### Excerpted records

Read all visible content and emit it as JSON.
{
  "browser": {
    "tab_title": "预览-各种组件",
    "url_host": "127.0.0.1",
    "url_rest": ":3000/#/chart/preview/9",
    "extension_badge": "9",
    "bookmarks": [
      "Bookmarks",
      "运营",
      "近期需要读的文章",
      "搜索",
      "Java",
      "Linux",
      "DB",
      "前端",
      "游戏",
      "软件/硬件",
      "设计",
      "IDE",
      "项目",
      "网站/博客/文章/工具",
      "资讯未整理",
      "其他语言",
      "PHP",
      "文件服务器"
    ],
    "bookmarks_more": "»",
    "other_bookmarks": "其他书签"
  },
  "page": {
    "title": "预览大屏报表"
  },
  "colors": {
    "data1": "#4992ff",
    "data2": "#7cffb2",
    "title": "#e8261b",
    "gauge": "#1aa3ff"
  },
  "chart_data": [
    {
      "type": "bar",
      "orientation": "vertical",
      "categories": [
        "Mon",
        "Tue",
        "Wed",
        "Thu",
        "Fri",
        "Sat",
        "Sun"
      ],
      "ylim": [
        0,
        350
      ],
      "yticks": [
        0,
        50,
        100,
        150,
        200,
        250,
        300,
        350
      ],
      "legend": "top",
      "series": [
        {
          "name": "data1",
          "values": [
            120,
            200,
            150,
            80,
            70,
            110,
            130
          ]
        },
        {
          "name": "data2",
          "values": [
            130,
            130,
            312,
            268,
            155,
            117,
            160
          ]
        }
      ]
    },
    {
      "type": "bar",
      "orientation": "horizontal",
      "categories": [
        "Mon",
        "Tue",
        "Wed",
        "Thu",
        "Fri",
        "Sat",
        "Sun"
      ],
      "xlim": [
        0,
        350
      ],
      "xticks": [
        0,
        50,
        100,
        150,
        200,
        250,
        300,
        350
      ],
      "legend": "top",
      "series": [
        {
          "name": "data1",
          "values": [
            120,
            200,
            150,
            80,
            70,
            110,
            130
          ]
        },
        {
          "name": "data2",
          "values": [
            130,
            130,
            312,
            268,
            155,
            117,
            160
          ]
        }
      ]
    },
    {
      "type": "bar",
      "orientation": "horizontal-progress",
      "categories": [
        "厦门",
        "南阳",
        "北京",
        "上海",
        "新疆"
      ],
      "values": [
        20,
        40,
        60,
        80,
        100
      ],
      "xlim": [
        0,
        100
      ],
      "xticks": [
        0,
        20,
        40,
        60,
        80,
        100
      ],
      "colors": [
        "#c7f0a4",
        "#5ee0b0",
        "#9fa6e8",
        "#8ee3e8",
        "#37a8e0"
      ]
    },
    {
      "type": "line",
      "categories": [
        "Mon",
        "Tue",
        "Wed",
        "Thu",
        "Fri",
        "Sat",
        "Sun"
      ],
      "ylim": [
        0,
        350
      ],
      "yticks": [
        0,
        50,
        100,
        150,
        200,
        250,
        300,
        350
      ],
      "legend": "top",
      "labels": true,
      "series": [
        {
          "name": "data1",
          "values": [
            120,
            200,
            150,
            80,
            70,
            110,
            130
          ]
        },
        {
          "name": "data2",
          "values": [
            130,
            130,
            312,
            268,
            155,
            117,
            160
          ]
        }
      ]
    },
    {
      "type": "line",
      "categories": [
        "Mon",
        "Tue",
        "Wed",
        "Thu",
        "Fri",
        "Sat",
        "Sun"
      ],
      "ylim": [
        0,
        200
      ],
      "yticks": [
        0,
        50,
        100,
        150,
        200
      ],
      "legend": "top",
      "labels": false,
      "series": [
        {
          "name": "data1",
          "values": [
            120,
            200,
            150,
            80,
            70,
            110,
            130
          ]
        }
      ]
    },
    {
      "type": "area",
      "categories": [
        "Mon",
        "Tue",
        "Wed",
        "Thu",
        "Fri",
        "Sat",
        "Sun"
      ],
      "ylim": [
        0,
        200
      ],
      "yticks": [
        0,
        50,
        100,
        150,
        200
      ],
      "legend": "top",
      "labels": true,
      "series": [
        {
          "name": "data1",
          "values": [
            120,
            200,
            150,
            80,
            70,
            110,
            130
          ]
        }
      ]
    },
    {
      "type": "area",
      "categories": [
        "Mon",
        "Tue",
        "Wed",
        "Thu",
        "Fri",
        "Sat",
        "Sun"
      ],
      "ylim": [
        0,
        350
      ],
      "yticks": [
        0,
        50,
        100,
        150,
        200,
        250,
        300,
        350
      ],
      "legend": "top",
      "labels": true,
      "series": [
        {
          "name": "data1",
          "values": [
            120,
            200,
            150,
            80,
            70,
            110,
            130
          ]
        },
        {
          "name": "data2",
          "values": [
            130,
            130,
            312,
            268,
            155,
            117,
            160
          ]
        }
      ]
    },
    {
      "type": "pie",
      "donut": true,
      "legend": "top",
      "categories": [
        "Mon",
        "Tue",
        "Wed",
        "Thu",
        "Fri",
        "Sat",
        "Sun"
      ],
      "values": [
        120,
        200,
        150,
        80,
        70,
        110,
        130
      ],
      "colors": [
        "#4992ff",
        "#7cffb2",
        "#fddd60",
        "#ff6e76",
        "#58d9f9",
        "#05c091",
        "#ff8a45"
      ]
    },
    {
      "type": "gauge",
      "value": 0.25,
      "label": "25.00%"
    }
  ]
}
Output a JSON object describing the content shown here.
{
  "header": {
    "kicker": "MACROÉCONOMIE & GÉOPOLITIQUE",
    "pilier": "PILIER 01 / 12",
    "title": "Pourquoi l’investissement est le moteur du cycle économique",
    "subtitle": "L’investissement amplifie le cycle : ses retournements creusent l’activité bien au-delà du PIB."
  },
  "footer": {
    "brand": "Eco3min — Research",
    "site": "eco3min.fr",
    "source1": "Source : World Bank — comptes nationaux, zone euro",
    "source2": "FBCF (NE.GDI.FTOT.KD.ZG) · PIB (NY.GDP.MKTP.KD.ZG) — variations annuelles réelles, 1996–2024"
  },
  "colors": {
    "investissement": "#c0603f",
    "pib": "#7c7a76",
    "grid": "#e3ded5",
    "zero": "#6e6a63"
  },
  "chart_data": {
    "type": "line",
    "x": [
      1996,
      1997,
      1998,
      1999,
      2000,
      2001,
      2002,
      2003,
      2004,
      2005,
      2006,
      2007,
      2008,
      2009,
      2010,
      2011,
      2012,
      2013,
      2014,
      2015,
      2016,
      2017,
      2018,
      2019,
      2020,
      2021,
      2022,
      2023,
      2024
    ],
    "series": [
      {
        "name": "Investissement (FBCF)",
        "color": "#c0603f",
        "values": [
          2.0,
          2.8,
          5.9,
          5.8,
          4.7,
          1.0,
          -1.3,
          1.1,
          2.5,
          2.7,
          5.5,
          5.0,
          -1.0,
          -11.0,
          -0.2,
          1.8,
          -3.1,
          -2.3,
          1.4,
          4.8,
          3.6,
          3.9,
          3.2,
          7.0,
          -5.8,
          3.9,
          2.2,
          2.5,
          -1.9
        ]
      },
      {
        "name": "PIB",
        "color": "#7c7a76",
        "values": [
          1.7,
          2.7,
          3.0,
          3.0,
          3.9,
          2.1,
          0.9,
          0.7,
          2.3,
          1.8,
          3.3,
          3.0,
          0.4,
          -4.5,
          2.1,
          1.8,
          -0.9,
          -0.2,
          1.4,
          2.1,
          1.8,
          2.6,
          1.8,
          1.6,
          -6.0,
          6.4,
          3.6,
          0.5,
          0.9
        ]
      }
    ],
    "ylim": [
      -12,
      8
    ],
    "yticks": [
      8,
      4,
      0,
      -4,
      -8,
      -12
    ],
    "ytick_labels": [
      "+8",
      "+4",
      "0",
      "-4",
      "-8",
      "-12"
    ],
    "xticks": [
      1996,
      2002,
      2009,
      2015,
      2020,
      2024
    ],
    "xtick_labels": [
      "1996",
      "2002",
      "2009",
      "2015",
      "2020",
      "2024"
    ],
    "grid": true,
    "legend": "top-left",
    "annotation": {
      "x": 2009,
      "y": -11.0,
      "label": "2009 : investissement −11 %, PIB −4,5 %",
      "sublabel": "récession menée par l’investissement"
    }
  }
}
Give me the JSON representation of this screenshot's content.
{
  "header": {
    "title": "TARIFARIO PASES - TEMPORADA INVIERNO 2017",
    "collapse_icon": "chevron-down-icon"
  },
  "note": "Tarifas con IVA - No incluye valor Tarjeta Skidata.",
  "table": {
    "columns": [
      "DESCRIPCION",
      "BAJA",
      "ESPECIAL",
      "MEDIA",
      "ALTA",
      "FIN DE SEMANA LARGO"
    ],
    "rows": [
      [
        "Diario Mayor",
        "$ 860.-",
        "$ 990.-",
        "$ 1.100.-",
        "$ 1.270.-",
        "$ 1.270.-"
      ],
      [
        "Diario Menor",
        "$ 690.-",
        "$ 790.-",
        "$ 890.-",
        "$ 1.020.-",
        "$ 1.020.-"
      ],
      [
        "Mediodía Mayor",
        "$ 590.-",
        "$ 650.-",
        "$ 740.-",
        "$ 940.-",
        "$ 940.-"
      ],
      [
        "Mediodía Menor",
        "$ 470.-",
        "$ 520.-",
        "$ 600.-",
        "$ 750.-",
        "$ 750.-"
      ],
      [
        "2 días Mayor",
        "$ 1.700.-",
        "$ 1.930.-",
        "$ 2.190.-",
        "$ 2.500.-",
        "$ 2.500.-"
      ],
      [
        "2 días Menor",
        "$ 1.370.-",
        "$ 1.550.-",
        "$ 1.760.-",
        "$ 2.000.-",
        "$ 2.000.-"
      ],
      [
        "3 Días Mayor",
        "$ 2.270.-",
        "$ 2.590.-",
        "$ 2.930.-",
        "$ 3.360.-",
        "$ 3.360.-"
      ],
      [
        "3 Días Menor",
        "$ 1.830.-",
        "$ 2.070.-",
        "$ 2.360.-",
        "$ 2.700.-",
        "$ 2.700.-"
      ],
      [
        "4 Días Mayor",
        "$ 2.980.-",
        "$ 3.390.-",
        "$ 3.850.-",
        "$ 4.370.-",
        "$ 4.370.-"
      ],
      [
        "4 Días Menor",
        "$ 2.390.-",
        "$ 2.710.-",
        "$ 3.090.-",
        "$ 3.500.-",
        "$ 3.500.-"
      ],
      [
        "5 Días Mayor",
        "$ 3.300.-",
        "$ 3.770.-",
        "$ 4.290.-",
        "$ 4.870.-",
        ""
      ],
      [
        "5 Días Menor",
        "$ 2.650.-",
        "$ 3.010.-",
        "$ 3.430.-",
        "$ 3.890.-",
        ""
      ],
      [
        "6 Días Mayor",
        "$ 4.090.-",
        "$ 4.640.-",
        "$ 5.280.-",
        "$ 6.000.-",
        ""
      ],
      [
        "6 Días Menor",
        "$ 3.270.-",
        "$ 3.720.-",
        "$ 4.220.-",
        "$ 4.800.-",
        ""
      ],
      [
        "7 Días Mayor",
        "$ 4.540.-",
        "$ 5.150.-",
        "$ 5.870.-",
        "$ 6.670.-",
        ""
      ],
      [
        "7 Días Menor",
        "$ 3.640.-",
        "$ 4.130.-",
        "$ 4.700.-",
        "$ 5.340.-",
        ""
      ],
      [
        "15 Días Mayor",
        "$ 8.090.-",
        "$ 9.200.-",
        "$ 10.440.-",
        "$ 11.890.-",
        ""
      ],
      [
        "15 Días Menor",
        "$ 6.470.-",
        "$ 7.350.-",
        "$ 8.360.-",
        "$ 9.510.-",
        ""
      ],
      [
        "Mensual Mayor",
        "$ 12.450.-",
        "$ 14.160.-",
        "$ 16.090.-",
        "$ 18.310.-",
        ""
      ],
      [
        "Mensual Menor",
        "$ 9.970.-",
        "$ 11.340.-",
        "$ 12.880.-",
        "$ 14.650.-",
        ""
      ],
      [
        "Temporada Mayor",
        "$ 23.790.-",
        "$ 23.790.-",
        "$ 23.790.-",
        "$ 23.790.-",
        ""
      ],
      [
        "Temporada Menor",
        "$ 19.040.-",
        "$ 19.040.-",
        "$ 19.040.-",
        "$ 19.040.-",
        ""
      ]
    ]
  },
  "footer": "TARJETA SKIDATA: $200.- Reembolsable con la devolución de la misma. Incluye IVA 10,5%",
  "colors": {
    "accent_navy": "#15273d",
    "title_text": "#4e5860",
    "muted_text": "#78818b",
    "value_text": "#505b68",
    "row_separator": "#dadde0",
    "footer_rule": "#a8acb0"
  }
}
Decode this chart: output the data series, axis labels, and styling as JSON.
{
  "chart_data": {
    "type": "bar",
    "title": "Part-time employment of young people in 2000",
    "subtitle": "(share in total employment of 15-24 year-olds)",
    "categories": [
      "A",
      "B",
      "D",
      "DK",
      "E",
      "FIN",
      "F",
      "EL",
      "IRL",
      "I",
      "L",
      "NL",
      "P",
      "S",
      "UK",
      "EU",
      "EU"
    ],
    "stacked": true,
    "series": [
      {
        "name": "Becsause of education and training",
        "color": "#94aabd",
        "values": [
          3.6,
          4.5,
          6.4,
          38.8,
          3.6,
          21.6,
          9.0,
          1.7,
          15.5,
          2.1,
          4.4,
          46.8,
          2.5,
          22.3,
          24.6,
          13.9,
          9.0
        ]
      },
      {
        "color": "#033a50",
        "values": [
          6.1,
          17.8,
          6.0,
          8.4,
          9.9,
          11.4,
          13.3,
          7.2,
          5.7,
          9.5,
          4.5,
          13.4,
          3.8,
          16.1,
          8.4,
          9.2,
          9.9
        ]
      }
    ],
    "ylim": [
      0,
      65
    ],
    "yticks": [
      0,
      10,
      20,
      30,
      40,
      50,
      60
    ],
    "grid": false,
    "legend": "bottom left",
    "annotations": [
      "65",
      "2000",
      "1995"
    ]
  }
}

######

In the listing above, how many lines hold the word "JSON"? Give the number and nothing more.

4